*Work required*
Identify the lines bearing the string "Jewelry" and gather them.

*Raw data*
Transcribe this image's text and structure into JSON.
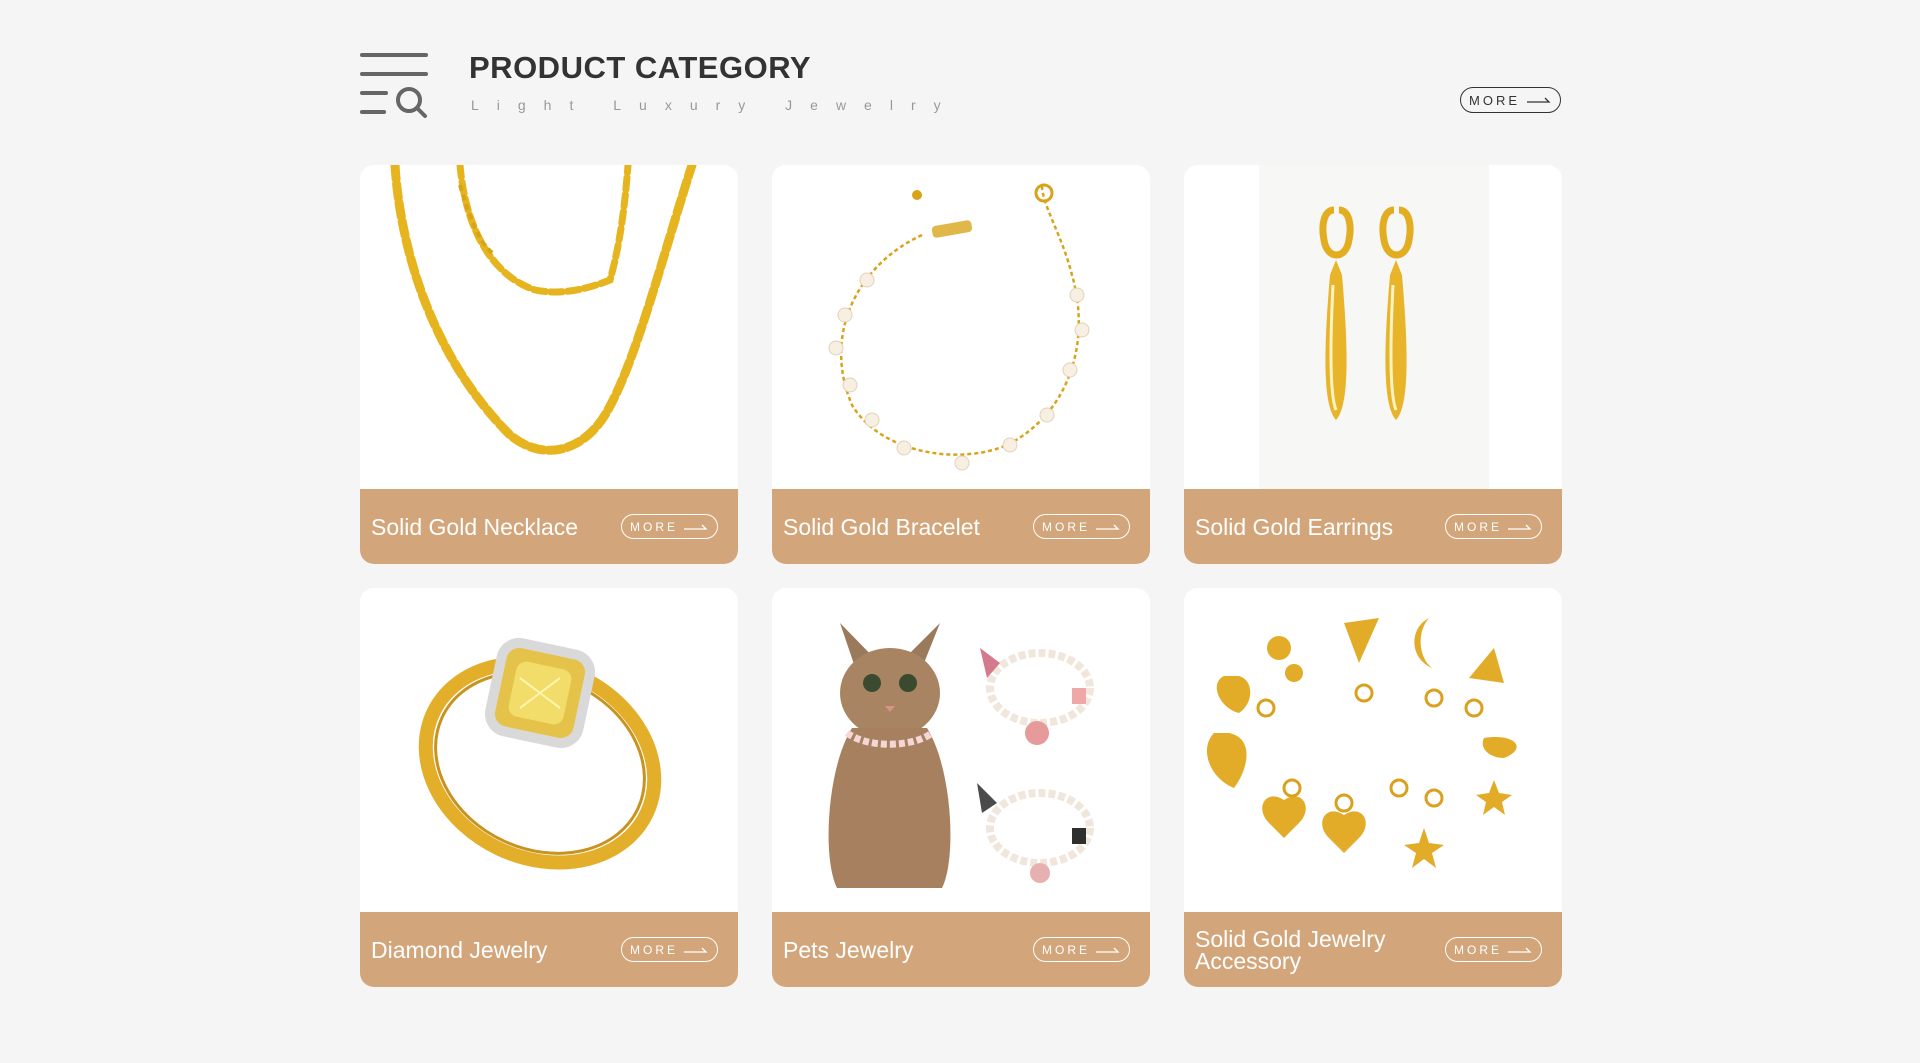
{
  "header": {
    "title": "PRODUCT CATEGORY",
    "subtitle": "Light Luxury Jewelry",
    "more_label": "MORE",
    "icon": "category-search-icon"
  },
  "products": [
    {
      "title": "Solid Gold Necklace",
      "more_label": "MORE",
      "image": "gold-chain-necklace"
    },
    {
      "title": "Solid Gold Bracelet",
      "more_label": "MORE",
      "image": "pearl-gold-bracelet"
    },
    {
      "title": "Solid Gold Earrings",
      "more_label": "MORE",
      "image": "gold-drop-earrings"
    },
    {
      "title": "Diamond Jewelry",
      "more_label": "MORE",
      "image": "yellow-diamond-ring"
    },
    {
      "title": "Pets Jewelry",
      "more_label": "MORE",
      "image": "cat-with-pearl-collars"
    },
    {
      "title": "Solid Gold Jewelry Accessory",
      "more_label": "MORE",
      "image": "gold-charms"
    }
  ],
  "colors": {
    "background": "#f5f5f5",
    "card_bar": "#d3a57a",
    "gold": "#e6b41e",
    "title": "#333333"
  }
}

*Exercise answer*
    "subtitle": "Light Luxury Jewelry",
      "title": "Diamond Jewelry",
      "title": "Pets Jewelry",
      "title": "Solid Gold Jewelry Accessory",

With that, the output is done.